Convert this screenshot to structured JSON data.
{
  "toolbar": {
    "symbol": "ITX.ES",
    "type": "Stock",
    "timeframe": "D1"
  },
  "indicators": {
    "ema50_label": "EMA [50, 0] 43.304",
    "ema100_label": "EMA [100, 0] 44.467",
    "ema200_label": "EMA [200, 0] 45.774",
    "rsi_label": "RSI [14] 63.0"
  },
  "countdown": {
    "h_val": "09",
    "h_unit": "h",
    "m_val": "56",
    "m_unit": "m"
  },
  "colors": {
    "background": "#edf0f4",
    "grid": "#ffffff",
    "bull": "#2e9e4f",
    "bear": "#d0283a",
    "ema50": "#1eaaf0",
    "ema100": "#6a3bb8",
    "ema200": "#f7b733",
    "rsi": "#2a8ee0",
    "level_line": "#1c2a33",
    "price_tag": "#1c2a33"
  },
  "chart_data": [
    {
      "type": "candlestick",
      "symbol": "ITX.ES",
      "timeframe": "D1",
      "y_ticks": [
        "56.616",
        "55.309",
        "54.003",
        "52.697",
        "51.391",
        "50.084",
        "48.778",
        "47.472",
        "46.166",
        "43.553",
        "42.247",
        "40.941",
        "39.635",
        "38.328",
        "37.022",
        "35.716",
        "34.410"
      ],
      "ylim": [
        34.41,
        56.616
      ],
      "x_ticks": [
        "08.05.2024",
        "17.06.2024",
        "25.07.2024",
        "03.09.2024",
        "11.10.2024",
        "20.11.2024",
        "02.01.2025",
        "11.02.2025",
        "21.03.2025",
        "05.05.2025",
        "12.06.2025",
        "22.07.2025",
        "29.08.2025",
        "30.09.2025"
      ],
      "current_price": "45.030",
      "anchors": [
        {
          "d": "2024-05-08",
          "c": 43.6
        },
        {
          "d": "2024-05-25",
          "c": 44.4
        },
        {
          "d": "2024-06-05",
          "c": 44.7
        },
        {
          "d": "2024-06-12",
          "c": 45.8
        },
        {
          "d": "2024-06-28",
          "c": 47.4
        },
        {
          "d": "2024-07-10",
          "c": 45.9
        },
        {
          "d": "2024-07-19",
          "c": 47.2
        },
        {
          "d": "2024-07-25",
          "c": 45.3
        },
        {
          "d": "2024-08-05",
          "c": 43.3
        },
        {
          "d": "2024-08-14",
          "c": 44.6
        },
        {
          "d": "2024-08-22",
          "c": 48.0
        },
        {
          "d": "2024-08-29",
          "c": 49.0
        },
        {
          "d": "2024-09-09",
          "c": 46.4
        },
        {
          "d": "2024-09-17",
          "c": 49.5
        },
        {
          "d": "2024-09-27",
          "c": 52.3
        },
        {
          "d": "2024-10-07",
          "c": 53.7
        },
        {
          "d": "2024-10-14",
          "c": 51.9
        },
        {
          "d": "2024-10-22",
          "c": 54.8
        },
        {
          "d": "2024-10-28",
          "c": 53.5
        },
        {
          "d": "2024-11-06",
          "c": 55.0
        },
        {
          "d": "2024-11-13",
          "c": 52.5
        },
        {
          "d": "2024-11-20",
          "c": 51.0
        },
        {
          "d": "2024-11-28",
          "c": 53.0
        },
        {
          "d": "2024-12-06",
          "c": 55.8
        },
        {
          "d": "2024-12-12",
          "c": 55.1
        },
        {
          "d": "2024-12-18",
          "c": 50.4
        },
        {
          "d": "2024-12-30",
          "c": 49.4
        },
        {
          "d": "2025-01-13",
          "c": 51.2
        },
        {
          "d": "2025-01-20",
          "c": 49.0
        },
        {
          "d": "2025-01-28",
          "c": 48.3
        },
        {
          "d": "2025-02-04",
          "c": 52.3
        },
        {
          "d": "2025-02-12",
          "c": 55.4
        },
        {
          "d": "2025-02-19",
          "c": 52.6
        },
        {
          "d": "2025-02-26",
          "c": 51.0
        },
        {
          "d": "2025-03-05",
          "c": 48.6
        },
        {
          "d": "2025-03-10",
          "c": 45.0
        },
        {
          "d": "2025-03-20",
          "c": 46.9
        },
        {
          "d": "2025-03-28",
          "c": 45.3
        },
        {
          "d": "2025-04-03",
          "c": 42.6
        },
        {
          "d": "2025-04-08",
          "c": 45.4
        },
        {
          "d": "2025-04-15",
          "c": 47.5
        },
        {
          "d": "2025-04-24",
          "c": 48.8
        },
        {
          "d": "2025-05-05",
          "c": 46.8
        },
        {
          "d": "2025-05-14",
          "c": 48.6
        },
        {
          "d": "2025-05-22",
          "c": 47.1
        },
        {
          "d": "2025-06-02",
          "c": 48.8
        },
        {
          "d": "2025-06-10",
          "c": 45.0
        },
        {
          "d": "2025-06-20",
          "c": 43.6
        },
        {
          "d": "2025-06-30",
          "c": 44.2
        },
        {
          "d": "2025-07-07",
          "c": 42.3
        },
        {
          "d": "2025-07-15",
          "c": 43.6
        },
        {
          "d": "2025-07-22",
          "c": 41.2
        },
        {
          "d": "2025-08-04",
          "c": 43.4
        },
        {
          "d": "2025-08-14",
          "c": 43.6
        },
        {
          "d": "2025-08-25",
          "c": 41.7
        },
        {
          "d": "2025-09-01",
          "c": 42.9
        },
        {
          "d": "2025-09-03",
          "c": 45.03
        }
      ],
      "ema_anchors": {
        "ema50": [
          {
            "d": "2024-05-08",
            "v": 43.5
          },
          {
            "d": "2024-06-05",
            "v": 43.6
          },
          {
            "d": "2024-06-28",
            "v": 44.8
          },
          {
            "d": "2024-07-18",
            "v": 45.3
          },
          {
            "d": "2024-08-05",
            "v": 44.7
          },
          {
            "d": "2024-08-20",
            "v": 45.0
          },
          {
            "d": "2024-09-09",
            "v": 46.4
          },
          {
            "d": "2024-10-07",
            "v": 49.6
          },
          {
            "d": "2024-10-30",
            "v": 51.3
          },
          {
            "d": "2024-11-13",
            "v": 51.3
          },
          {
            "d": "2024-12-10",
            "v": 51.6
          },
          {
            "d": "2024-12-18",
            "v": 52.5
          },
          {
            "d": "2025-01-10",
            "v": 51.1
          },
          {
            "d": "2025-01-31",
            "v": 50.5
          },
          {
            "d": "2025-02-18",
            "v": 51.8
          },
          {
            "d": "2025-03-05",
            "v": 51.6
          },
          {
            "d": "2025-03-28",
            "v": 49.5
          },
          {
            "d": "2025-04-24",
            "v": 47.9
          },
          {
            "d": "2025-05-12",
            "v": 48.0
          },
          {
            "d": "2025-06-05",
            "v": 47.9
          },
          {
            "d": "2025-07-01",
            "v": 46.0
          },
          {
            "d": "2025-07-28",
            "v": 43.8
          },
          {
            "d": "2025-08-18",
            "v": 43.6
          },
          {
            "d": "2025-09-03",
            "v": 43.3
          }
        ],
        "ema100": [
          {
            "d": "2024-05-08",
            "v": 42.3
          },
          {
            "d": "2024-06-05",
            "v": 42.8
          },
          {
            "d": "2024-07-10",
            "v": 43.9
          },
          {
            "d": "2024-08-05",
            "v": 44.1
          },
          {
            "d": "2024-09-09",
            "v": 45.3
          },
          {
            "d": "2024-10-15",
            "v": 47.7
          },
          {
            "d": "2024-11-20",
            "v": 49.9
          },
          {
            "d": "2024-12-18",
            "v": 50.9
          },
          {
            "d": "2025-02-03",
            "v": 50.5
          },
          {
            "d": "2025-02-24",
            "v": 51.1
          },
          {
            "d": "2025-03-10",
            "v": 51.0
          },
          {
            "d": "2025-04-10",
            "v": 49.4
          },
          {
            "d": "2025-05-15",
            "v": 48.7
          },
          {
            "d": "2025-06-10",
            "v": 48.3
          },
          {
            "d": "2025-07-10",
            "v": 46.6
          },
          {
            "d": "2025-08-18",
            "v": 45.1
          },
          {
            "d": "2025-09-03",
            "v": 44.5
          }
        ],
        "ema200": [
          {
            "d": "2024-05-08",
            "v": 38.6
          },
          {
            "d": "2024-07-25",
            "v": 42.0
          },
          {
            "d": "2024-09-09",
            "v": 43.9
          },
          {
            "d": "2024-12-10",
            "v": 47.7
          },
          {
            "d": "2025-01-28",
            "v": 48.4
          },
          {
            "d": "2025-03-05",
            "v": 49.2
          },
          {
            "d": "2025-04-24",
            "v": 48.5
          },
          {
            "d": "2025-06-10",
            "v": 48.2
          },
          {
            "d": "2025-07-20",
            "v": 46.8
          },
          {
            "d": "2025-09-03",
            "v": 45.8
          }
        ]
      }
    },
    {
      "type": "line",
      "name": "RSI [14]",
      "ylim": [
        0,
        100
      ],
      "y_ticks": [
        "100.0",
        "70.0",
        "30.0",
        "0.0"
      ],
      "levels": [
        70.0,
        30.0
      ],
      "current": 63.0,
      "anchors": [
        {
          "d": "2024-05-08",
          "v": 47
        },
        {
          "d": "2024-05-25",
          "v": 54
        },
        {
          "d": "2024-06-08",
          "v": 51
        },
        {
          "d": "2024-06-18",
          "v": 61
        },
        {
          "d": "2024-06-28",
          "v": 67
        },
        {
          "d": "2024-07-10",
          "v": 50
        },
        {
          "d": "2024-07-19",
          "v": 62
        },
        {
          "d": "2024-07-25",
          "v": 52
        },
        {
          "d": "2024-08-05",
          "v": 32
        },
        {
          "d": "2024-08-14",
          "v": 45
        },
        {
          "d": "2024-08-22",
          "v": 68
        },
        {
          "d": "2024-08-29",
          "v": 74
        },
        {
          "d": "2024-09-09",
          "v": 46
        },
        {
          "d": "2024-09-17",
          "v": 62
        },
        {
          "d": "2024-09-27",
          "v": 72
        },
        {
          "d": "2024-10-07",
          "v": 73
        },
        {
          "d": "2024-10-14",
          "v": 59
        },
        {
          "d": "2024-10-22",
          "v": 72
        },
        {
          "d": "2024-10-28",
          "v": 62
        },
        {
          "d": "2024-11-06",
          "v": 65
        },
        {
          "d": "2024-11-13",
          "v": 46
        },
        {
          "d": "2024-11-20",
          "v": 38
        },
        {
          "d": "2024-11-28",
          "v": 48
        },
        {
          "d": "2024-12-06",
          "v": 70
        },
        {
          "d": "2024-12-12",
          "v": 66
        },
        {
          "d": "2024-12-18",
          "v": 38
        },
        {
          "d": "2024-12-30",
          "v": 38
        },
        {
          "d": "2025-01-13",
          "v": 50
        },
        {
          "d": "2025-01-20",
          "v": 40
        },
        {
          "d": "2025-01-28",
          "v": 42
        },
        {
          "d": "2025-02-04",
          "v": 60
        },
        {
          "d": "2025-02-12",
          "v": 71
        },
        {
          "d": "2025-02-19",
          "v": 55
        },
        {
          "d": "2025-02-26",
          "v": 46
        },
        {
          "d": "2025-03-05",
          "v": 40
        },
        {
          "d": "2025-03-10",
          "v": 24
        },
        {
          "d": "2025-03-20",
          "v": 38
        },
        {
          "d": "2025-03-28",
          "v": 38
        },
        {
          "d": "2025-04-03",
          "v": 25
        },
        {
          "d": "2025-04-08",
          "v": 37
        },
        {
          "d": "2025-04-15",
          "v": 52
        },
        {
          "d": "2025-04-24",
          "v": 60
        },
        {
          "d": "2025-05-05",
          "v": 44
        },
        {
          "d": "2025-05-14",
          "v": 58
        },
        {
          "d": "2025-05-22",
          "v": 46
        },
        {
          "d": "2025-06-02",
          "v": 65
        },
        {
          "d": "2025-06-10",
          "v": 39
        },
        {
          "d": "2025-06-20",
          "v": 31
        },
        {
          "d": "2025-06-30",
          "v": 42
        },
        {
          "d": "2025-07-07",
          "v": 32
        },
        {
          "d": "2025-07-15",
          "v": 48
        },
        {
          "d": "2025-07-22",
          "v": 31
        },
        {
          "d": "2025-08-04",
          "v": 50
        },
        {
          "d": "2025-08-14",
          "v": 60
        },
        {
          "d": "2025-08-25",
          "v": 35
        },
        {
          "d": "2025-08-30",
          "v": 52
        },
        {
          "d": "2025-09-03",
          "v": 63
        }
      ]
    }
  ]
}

* * * *

* **What is needed**:
State how many lines of the listing hold the string "type"; reply with the number and nothing else.

* **Complete output**:
3